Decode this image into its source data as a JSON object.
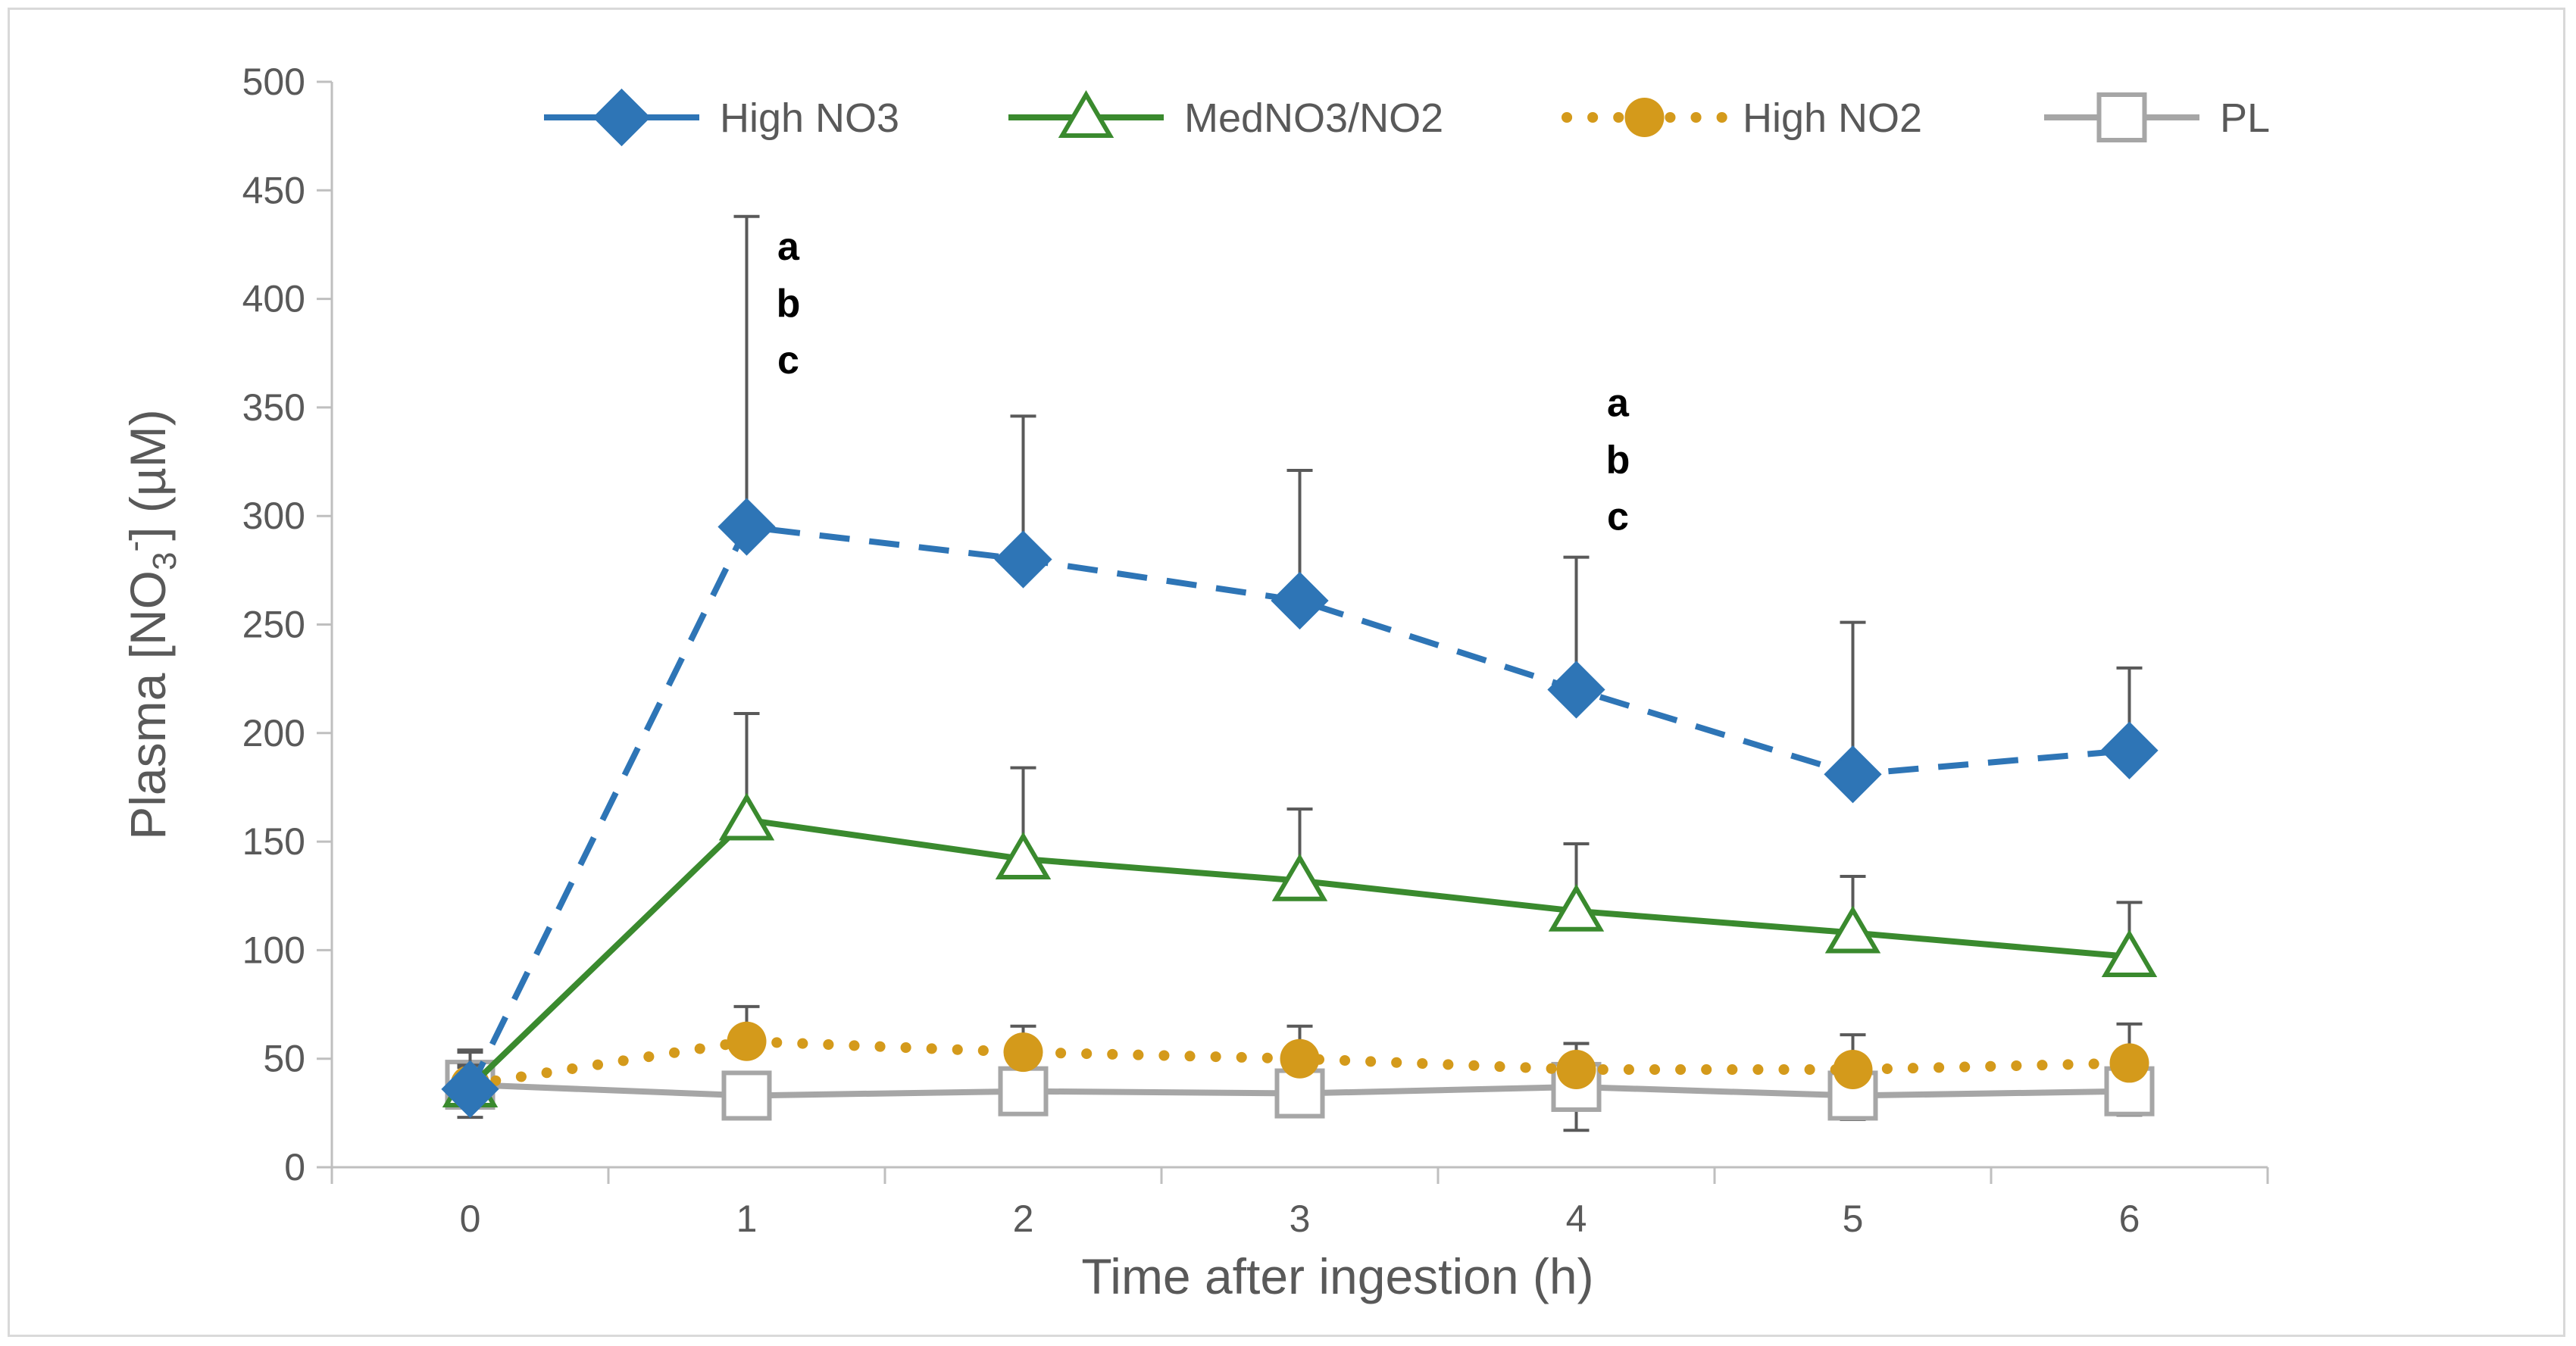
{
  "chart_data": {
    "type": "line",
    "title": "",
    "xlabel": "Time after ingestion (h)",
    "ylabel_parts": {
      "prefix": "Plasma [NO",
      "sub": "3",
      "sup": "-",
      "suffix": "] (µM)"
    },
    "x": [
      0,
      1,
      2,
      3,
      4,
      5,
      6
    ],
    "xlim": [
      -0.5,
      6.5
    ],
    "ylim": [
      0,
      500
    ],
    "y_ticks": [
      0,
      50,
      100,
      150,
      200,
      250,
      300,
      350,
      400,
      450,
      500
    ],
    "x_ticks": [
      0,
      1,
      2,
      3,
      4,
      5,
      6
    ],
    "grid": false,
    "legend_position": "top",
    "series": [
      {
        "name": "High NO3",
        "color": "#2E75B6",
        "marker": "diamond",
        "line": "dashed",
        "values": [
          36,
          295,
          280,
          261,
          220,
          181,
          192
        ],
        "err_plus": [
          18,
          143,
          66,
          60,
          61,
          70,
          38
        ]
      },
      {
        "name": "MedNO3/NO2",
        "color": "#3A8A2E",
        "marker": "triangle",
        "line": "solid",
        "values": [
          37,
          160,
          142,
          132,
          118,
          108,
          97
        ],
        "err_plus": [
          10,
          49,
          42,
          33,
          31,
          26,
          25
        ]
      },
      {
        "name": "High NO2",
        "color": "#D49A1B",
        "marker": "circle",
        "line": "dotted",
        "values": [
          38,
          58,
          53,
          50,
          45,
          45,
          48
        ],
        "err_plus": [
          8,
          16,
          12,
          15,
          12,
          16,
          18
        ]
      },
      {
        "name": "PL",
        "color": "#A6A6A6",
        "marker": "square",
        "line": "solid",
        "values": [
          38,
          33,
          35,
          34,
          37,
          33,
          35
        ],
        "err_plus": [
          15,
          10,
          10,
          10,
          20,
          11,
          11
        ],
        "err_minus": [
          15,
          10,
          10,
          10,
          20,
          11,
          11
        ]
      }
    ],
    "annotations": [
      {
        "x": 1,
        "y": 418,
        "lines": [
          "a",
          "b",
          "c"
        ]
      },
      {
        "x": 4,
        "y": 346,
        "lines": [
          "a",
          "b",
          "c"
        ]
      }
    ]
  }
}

------

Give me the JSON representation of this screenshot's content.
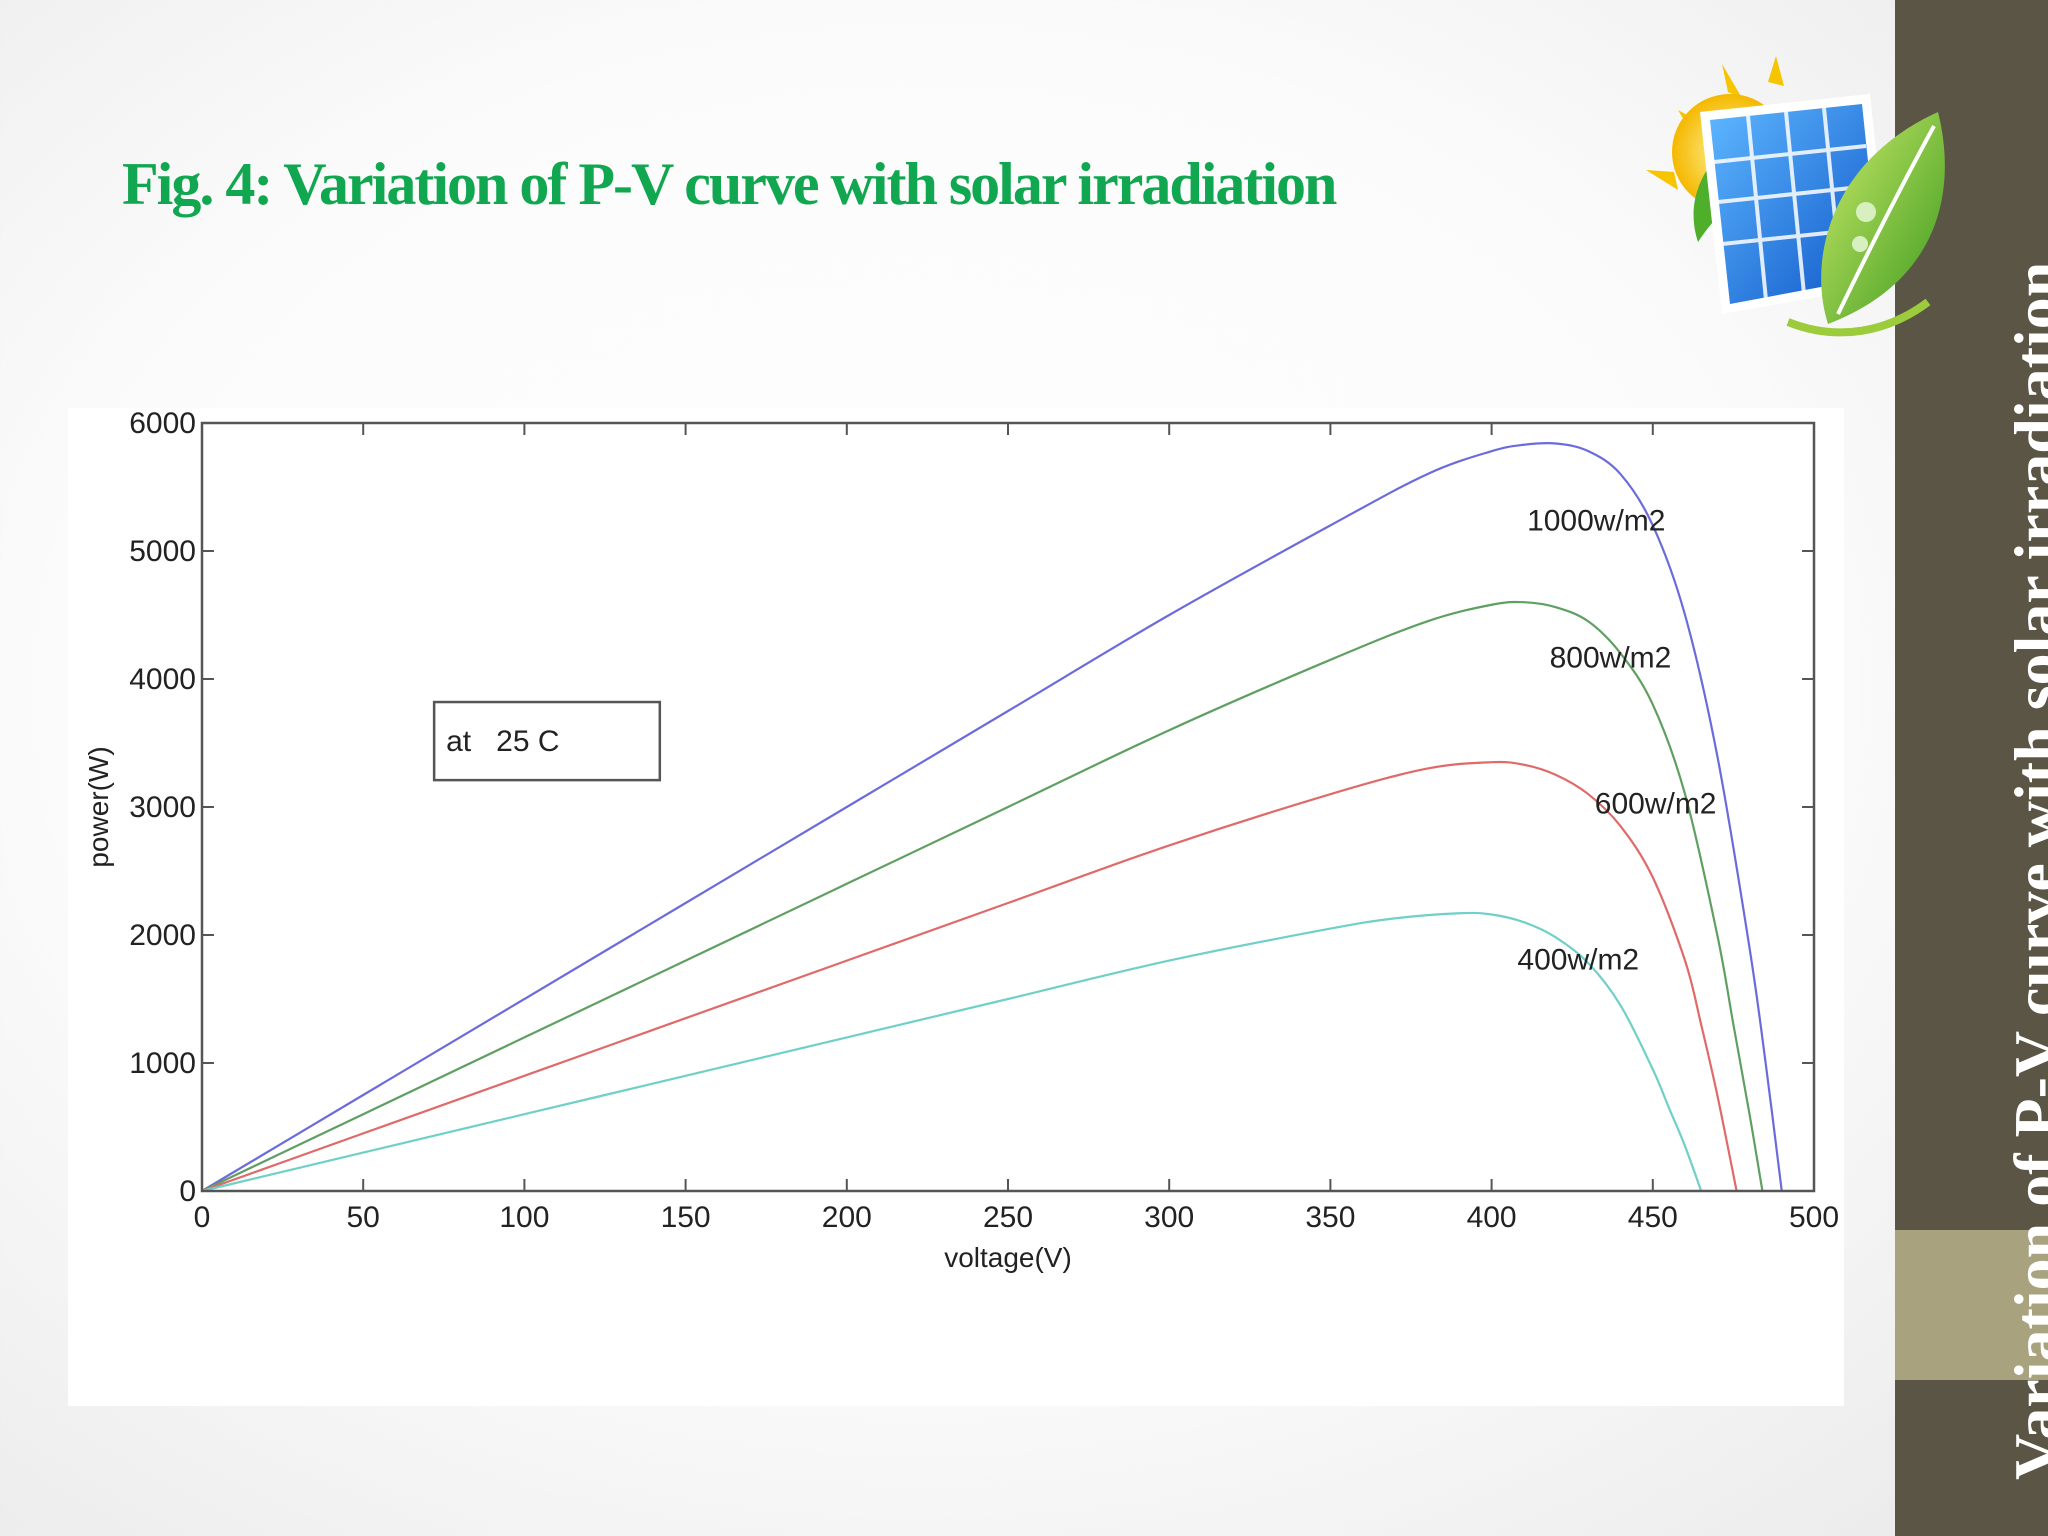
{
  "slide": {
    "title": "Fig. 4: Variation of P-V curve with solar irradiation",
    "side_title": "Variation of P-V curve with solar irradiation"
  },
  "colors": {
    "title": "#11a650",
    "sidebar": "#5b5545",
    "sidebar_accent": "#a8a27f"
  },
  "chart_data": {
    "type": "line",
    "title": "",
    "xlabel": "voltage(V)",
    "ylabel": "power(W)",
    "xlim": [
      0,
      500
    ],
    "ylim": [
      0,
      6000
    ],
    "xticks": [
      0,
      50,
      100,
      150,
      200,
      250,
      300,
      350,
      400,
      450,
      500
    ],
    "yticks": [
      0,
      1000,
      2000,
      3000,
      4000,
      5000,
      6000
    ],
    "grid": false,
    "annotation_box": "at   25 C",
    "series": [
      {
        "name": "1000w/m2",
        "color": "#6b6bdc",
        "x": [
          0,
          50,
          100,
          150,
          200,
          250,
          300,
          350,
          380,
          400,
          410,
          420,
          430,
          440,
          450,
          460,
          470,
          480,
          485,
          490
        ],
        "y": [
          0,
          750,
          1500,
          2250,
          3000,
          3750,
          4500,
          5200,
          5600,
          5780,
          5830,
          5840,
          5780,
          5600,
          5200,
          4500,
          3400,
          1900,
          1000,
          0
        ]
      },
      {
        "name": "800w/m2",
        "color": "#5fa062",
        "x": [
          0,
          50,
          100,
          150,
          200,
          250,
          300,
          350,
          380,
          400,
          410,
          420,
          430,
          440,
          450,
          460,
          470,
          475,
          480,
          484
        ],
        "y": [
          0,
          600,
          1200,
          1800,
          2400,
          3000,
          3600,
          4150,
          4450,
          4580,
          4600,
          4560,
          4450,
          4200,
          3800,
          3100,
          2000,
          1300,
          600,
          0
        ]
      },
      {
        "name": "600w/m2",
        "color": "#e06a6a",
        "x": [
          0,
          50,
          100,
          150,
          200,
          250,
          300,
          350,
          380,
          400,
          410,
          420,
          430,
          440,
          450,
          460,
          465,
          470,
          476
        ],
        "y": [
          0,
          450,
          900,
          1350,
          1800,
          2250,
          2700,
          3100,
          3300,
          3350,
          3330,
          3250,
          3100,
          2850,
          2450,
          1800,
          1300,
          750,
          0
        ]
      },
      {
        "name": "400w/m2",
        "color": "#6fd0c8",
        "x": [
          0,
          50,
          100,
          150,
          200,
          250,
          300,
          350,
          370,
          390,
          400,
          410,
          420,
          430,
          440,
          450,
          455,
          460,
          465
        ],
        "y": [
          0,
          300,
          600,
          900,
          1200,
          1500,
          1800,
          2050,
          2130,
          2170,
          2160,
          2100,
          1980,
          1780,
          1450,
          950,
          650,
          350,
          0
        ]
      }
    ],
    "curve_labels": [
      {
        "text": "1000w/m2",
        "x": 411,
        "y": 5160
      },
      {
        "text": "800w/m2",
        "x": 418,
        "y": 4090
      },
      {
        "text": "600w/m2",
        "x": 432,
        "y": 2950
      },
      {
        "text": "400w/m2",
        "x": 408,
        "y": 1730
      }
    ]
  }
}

------

From the listing above, copy out each line where the word "text" appears.

        "text": "1000w/m2",
        "text": "800w/m2",
        "text": "600w/m2",
        "text": "400w/m2",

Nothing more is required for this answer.